* EXERCISE INSTRUCTIONS
Copy out all the entries word for word.

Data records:

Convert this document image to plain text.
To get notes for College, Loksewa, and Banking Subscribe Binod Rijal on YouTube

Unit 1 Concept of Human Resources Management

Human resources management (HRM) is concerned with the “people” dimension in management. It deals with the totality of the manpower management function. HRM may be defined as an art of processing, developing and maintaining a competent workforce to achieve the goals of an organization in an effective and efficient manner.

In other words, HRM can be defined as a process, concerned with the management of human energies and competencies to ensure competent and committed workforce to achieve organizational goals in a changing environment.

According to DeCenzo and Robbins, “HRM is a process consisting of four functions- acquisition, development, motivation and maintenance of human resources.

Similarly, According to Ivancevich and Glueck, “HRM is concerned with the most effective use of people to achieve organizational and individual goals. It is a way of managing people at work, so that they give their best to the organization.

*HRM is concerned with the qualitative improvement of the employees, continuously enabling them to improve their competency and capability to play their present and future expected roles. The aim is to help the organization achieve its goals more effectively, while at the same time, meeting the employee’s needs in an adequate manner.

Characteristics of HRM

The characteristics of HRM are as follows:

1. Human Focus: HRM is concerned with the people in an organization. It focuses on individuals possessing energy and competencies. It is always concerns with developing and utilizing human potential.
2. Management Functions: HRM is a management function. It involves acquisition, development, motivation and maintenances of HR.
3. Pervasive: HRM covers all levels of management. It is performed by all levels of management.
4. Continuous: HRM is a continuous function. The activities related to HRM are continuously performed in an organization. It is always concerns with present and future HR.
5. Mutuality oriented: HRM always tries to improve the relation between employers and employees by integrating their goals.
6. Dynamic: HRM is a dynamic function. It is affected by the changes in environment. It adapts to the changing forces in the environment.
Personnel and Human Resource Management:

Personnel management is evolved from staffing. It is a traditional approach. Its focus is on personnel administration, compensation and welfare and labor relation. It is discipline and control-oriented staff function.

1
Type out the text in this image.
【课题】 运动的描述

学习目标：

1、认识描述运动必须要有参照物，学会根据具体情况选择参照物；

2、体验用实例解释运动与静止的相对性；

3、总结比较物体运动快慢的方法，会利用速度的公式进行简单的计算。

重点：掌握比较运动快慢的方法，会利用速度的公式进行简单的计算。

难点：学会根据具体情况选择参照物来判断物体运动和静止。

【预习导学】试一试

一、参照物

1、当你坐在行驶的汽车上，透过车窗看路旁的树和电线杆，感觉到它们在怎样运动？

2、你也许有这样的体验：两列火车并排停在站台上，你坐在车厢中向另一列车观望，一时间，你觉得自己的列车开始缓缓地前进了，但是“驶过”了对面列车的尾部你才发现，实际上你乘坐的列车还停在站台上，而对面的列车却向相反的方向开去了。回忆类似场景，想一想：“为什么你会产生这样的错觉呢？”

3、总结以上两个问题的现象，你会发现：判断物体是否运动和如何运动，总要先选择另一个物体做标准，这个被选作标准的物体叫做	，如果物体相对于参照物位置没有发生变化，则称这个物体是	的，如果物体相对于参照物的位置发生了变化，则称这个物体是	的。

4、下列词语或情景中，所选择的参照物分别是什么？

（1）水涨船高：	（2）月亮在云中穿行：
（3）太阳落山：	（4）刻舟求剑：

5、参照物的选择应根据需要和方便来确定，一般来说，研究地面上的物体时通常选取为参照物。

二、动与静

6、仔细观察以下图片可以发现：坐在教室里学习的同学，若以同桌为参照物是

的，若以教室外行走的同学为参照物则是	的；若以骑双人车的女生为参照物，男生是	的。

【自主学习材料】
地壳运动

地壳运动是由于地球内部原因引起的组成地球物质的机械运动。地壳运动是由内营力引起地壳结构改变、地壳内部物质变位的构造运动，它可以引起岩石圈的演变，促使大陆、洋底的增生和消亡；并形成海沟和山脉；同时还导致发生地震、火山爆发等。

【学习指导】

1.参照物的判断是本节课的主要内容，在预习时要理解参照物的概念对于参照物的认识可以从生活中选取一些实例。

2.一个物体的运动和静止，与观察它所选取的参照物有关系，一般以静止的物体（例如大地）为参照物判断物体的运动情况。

* TASK RESPONSE
Convert this document image to plain text.
To get notes for College, Loksewa, and Banking Subscribe Binod Rijal on YouTube

Unit 1 Concept of Human Resources Management

Human resources management (HRM) is concerned with the “people” dimension in management. It deals with the totality of the manpower management function. HRM may be defined as an art of processing, developing and maintaining a competent workforce to achieve the goals of an organization in an effective and efficient manner.

In other words, HRM can be defined as a process, concerned with the management of human energies and competencies to ensure competent and committed workforce to achieve organizational goals in a changing environment.

According to DeCenzo and Robbins, “HRM is a process consisting of four functions- acquisition, development, motivation and maintenance of human resources.

Similarly, According to Ivancevich and Glueck, “HRM is concerned with the most effective use of people to achieve organizational and individual goals. It is a way of managing people at work, so that they give their best to the organization.

*HRM is concerned with the qualitative improvement of the employees, continuously enabling them to improve their competency and capability to play their present and future expected roles. The aim is to help the organization achieve its goals more effectively, while at the same time, meeting the employee’s needs in an adequate manner.

Characteristics of HRM

The characteristics of HRM are as follows:

1. Human Focus: HRM is concerned with the people in an organization. It focuses on individuals possessing energy and competencies. It is always concerns with developing and utilizing human potential.
2. Management Functions: HRM is a management function. It involves acquisition, development, motivation and maintenances of HR.
3. Pervasive: HRM covers all levels of management. It is performed by all levels of management.
4. Continuous: HRM is a continuous function. The activities related to HRM are continuously performed in an organization. It is always concerns with present and future HR.
5. Mutuality oriented: HRM always tries to improve the relation between employers and employees by integrating their goals.
6. Dynamic: HRM is a dynamic function. It is affected by the changes in environment. It adapts to the changing forces in the environment.
Personnel and Human Resource Management:

Personnel management is evolved from staffing. It is a traditional approach. Its focus is on personnel administration, compensation and welfare and labor relation. It is discipline and control-oriented staff function.

1
Type out the text in this image.
【课题】 运动的描述

学习目标：

1、认识描述运动必须要有参照物，学会根据具体情况选择参照物；

2、体验用实例解释运动与静止的相对性；

3、总结比较物体运动快慢的方法，会利用速度的公式进行简单的计算。

重点：掌握比较运动快慢的方法，会利用速度的公式进行简单的计算。

难点：学会根据具体情况选择参照物来判断物体运动和静止。

【预习导学】试一试

一、参照物

1、当你坐在行驶的汽车上，透过车窗看路旁的树和电线杆，感觉到它们在怎样运动？

2、你也许有这样的体验：两列火车并排停在站台上，你坐在车厢中向另一列车观望，一时间，你觉得自己的列车开始缓缓地前进了，但是“驶过”了对面列车的尾部你才发现，实际上你乘坐的列车还停在站台上，而对面的列车却向相反的方向开去了。回忆类似场景，想一想：“为什么你会产生这样的错觉呢？”

3、总结以上两个问题的现象，你会发现：判断物体是否运动和如何运动，总要先选择另一个物体做标准，这个被选作标准的物体叫做	，如果物体相对于参照物位置没有发生变化，则称这个物体是	的，如果物体相对于参照物的位置发生了变化，则称这个物体是	的。

4、下列词语或情景中，所选择的参照物分别是什么？

（1）水涨船高：	（2）月亮在云中穿行：
（3）太阳落山：	（4）刻舟求剑：

5、参照物的选择应根据需要和方便来确定，一般来说，研究地面上的物体时通常选取为参照物。

二、动与静

6、仔细观察以下图片可以发现：坐在教室里学习的同学，若以同桌为参照物是

的，若以教室外行走的同学为参照物则是	的；若以骑双人车的女生为参照物，男生是	的。

【自主学习材料】
地壳运动

地壳运动是由于地球内部原因引起的组成地球物质的机械运动。地壳运动是由内营力引起地壳结构改变、地壳内部物质变位的构造运动，它可以引起岩石圈的演变，促使大陆、洋底的增生和消亡；并形成海沟和山脉；同时还导致发生地震、火山爆发等。

【学习指导】

1.参照物的判断是本节课的主要内容，在预习时要理解参照物的概念对于参照物的认识可以从生活中选取一些实例。

2.一个物体的运动和静止，与观察它所选取的参照物有关系，一般以静止的物体（例如大地）为参照物判断物体的运动情况。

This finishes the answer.